Give every entry again, unchanged, and leave its images out.

[Extracted data entries]
•••

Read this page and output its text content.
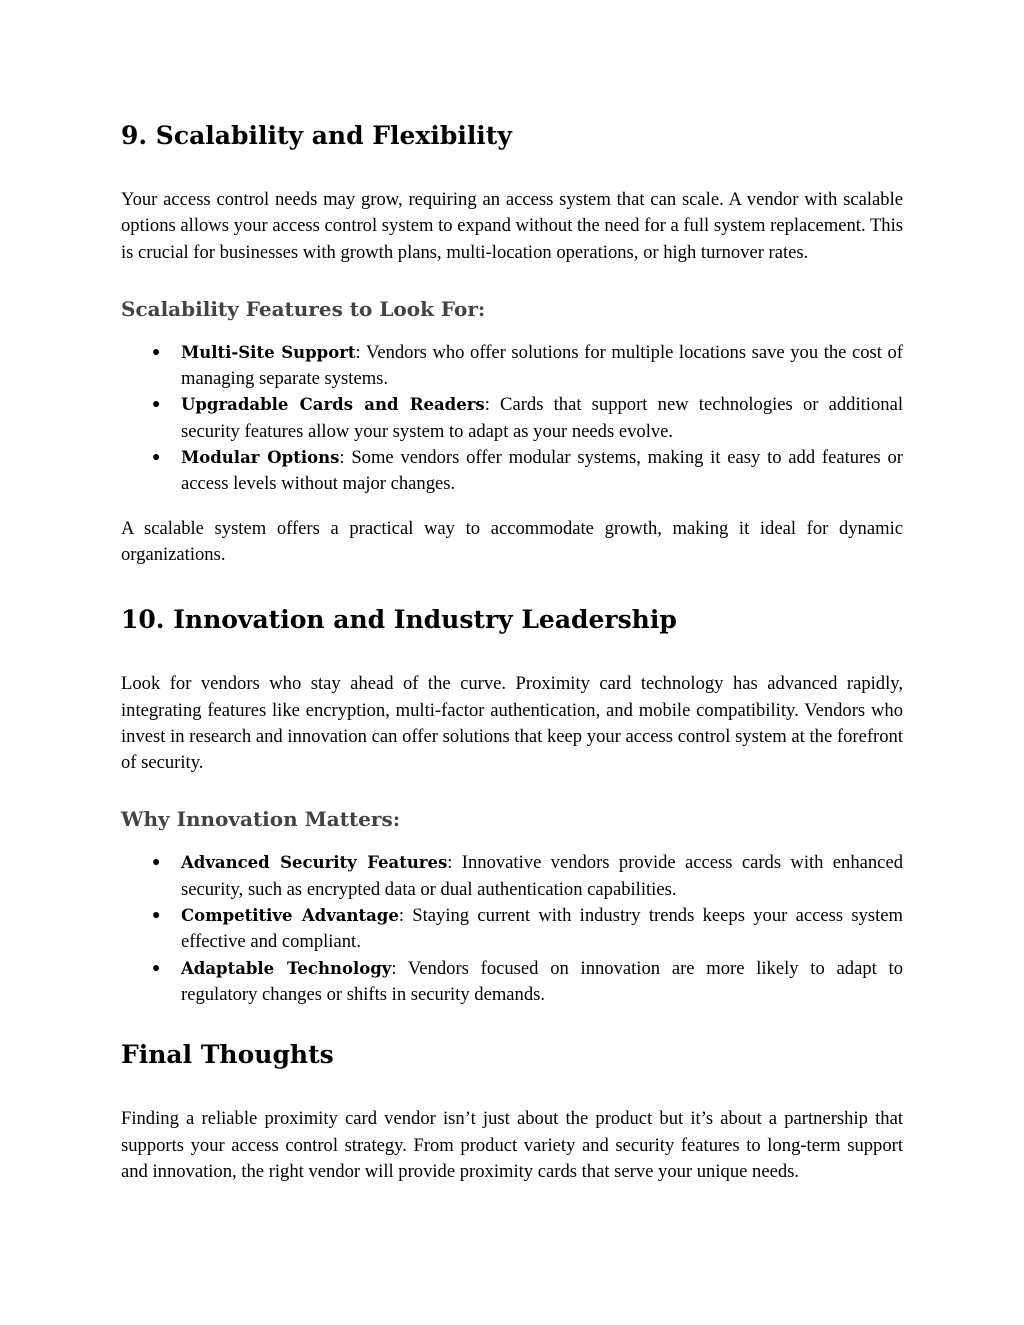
9. Scalability and Flexibility

Your access control needs may grow, requiring an access system that can scale. A vendor with scalable options allows your access control system to expand without the need for a full system replacement. This is crucial for businesses with growth plans, multi-location operations, or high turnover rates.

Scalability Features to Look For:
● Multi-Site Support: Vendors who offer solutions for multiple locations save you the cost of managing separate systems.
● Upgradable Cards and Readers: Cards that support new technologies or additional security features allow your system to adapt as your needs evolve.
● Modular Options: Some vendors offer modular systems, making it easy to add features or access levels without major changes.

A scalable system offers a practical way to accommodate growth, making it ideal for dynamic organizations.

10. Innovation and Industry Leadership

Look for vendors who stay ahead of the curve. Proximity card technology has advanced rapidly, integrating features like encryption, multi-factor authentication, and mobile compatibility. Vendors who invest in research and innovation can offer solutions that keep your access control system at the forefront of security.

Why Innovation Matters:
● Advanced Security Features: Innovative vendors provide access cards with enhanced security, such as encrypted data or dual authentication capabilities.
● Competitive Advantage: Staying current with industry trends keeps your access system effective and compliant.
● Adaptable Technology: Vendors focused on innovation are more likely to adapt to regulatory changes or shifts in security demands.
Final Thoughts

Finding a reliable proximity card vendor isn’t just about the product but it’s about a partnership that supports your access control strategy. From product variety and security features to long-term support and innovation, the right vendor will provide proximity cards that serve your unique needs.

•••

### [Finished exercise]
Read this page and output its text content.
9. Scalability and Flexibility

Your access control needs may grow, requiring an access system that can scale. A vendor with scalable options allows your access control system to expand without the need for a full system replacement. This is crucial for businesses with growth plans, multi-location operations, or high turnover rates.

Scalability Features to Look For:
● Multi-Site Support: Vendors who offer solutions for multiple locations save you the cost of managing separate systems.
● Upgradable Cards and Readers: Cards that support new technologies or additional security features allow your system to adapt as your needs evolve.
● Modular Options: Some vendors offer modular systems, making it easy to add features or access levels without major changes.

A scalable system offers a practical way to accommodate growth, making it ideal for dynamic organizations.

10. Innovation and Industry Leadership

Look for vendors who stay ahead of the curve. Proximity card technology has advanced rapidly, integrating features like encryption, multi-factor authentication, and mobile compatibility. Vendors who invest in research and innovation can offer solutions that keep your access control system at the forefront of security.

Why Innovation Matters:
● Advanced Security Features: Innovative vendors provide access cards with enhanced security, such as encrypted data or dual authentication capabilities.
● Competitive Advantage: Staying current with industry trends keeps your access system effective and compliant.
● Adaptable Technology: Vendors focused on innovation are more likely to adapt to regulatory changes or shifts in security demands.
Final Thoughts

Finding a reliable proximity card vendor isn’t just about the product but it’s about a partnership that supports your access control strategy. From product variety and security features to long-term support and innovation, the right vendor will provide proximity cards that serve your unique needs.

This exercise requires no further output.